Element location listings
>> Begin
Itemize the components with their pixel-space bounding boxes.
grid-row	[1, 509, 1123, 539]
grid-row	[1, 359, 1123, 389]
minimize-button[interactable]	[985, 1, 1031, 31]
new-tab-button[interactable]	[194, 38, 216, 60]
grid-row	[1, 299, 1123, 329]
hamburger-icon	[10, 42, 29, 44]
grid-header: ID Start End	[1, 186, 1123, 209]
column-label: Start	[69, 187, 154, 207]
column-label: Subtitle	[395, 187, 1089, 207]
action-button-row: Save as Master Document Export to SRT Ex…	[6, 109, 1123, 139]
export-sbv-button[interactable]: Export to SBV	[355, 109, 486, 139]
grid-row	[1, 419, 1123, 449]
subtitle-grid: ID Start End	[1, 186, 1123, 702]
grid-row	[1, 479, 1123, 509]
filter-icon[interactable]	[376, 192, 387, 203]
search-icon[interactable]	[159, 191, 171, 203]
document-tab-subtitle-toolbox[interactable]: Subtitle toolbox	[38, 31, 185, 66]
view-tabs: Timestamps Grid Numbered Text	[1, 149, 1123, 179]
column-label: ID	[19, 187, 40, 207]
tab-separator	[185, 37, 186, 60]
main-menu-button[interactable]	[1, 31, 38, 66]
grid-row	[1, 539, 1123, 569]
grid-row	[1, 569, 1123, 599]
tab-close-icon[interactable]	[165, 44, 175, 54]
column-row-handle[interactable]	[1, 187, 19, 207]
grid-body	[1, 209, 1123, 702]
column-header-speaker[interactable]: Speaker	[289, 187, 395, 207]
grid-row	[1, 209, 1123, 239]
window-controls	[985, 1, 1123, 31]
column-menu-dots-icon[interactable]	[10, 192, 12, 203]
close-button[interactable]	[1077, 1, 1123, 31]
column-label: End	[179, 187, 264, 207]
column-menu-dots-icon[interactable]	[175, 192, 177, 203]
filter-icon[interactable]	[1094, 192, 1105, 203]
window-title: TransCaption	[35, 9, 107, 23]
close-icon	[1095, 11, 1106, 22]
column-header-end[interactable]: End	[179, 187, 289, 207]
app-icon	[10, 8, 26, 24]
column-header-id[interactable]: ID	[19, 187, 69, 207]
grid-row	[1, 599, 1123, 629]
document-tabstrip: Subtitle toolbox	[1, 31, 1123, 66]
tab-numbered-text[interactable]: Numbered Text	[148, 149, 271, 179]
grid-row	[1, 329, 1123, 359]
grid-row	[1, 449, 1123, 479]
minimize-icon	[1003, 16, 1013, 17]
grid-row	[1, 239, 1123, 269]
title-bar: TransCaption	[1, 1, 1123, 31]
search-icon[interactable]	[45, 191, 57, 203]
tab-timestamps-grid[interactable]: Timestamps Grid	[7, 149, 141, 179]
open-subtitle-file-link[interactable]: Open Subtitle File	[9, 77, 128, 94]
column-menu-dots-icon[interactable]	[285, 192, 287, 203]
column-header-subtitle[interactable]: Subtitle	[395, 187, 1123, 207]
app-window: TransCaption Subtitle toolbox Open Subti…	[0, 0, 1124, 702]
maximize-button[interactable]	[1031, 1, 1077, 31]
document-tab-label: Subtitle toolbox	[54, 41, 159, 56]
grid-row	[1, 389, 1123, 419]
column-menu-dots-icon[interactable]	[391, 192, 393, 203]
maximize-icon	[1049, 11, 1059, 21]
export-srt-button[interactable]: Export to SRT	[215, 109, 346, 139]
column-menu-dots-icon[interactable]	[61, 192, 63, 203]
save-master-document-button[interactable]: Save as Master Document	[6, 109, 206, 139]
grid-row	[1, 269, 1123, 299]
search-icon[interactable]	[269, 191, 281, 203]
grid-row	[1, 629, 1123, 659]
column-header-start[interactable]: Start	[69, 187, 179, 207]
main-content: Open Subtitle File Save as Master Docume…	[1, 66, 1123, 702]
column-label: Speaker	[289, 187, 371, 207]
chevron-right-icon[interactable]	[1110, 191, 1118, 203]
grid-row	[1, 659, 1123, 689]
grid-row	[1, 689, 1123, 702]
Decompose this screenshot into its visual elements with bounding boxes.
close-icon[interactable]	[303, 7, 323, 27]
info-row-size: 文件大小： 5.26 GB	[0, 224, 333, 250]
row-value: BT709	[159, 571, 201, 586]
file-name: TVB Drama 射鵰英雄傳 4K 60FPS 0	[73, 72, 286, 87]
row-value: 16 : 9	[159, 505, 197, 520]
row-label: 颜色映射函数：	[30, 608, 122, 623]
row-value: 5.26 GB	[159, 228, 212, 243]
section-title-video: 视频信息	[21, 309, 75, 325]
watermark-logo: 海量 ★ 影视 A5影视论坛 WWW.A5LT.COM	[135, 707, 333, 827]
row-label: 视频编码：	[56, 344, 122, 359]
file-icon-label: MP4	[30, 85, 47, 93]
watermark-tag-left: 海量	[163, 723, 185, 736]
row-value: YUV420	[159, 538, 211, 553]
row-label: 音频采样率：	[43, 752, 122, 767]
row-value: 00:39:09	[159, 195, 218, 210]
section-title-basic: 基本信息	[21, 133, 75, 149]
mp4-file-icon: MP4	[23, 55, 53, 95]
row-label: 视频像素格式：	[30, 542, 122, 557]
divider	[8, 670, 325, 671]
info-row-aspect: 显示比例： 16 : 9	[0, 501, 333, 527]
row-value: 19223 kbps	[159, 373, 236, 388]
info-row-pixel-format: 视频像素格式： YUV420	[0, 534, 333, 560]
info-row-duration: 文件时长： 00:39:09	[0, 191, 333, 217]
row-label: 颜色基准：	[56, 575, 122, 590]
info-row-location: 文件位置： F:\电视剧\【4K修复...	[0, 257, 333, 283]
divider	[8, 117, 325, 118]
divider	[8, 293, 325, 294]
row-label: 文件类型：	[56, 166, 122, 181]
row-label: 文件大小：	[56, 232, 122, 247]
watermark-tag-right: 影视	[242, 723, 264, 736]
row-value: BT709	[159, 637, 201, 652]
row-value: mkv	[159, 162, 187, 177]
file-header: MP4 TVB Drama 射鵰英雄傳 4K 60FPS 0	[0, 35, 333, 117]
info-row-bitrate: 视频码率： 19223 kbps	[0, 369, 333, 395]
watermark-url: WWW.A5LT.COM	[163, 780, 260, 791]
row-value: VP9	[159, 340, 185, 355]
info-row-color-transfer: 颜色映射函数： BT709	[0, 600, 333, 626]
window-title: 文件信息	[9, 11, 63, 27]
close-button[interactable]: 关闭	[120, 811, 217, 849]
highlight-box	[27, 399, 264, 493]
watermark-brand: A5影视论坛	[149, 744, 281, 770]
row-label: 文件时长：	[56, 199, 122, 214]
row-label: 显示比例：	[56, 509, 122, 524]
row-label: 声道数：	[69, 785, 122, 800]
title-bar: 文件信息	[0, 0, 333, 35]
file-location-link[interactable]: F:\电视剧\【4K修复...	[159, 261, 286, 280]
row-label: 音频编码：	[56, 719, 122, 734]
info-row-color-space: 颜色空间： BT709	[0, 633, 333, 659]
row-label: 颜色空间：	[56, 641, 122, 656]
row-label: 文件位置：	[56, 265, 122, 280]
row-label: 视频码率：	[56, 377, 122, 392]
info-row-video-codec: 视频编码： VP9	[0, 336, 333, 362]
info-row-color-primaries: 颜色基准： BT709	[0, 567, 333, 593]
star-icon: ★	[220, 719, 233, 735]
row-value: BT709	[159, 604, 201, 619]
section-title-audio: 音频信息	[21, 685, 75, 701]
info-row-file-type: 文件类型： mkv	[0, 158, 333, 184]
>> End
>> Begin
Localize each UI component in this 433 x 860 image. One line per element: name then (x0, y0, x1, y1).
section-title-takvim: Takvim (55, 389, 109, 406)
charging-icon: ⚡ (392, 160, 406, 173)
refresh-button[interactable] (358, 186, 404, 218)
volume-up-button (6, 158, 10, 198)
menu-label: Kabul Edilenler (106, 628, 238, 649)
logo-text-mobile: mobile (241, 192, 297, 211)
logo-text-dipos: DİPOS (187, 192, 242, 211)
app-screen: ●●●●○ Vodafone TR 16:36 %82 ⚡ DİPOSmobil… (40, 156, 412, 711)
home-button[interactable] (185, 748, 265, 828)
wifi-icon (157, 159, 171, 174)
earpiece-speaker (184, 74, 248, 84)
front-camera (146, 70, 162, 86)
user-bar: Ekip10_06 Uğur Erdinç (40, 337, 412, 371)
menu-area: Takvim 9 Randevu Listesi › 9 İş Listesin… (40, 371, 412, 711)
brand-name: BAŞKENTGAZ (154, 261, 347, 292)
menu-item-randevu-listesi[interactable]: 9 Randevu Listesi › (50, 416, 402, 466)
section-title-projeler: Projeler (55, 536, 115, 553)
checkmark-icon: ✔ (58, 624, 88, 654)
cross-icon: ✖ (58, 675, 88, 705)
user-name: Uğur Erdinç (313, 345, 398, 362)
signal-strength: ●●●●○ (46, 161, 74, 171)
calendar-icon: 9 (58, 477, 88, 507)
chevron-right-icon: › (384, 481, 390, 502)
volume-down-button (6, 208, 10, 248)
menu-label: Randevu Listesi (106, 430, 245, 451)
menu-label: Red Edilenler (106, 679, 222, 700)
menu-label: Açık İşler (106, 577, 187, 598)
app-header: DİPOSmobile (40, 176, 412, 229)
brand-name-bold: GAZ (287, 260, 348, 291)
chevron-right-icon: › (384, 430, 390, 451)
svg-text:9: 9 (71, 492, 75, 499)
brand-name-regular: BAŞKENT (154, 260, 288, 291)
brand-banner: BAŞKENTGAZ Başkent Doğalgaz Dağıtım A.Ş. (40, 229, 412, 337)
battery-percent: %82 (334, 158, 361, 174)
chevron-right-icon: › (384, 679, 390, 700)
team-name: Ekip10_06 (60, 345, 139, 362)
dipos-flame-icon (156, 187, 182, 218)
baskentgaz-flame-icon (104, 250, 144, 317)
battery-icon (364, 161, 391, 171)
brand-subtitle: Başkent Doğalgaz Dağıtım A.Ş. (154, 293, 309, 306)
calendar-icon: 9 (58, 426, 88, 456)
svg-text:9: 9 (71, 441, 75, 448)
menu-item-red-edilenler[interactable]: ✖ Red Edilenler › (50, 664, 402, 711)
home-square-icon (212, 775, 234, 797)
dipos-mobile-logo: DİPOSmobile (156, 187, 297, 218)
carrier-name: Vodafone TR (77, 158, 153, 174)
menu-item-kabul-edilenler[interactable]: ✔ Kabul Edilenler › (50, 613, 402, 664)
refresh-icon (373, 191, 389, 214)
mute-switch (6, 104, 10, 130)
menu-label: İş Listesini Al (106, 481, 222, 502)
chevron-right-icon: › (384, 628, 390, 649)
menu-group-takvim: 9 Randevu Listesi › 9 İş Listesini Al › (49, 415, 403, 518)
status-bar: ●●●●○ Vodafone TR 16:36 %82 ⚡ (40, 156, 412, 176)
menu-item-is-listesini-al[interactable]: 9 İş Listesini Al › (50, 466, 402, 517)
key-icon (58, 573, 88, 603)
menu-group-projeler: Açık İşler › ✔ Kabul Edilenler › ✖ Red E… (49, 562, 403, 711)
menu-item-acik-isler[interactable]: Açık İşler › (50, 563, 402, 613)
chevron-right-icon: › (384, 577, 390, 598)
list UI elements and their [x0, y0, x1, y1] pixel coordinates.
>> End
*What the task asks*. Reproduce the lines of the material above word for word, from the line containing "Localize each UI" to the line containing "menu-label: Randevu Listesi", including both.

*Correct response*.
Localize each UI component in this 433 x 860 image. One line per element: name then (x0, y0, x1, y1).
section-title-takvim: Takvim (55, 389, 109, 406)
charging-icon: ⚡ (392, 160, 406, 173)
refresh-button[interactable] (358, 186, 404, 218)
volume-up-button (6, 158, 10, 198)
menu-label: Kabul Edilenler (106, 628, 238, 649)
logo-text-mobile: mobile (241, 192, 297, 211)
logo-text-dipos: DİPOS (187, 192, 242, 211)
app-screen: ●●●●○ Vodafone TR 16:36 %82 ⚡ DİPOSmobil… (40, 156, 412, 711)
home-button[interactable] (185, 748, 265, 828)
wifi-icon (157, 159, 171, 174)
earpiece-speaker (184, 74, 248, 84)
front-camera (146, 70, 162, 86)
user-bar: Ekip10_06 Uğur Erdinç (40, 337, 412, 371)
menu-area: Takvim 9 Randevu Listesi › 9 İş Listesin… (40, 371, 412, 711)
brand-name: BAŞKENTGAZ (154, 261, 347, 292)
menu-item-randevu-listesi[interactable]: 9 Randevu Listesi › (50, 416, 402, 466)
section-title-projeler: Projeler (55, 536, 115, 553)
checkmark-icon: ✔ (58, 624, 88, 654)
cross-icon: ✖ (58, 675, 88, 705)
user-name: Uğur Erdinç (313, 345, 398, 362)
signal-strength: ●●●●○ (46, 161, 74, 171)
calendar-icon: 9 (58, 477, 88, 507)
chevron-right-icon: › (384, 481, 390, 502)
volume-down-button (6, 208, 10, 248)
menu-label: Randevu Listesi (106, 430, 245, 451)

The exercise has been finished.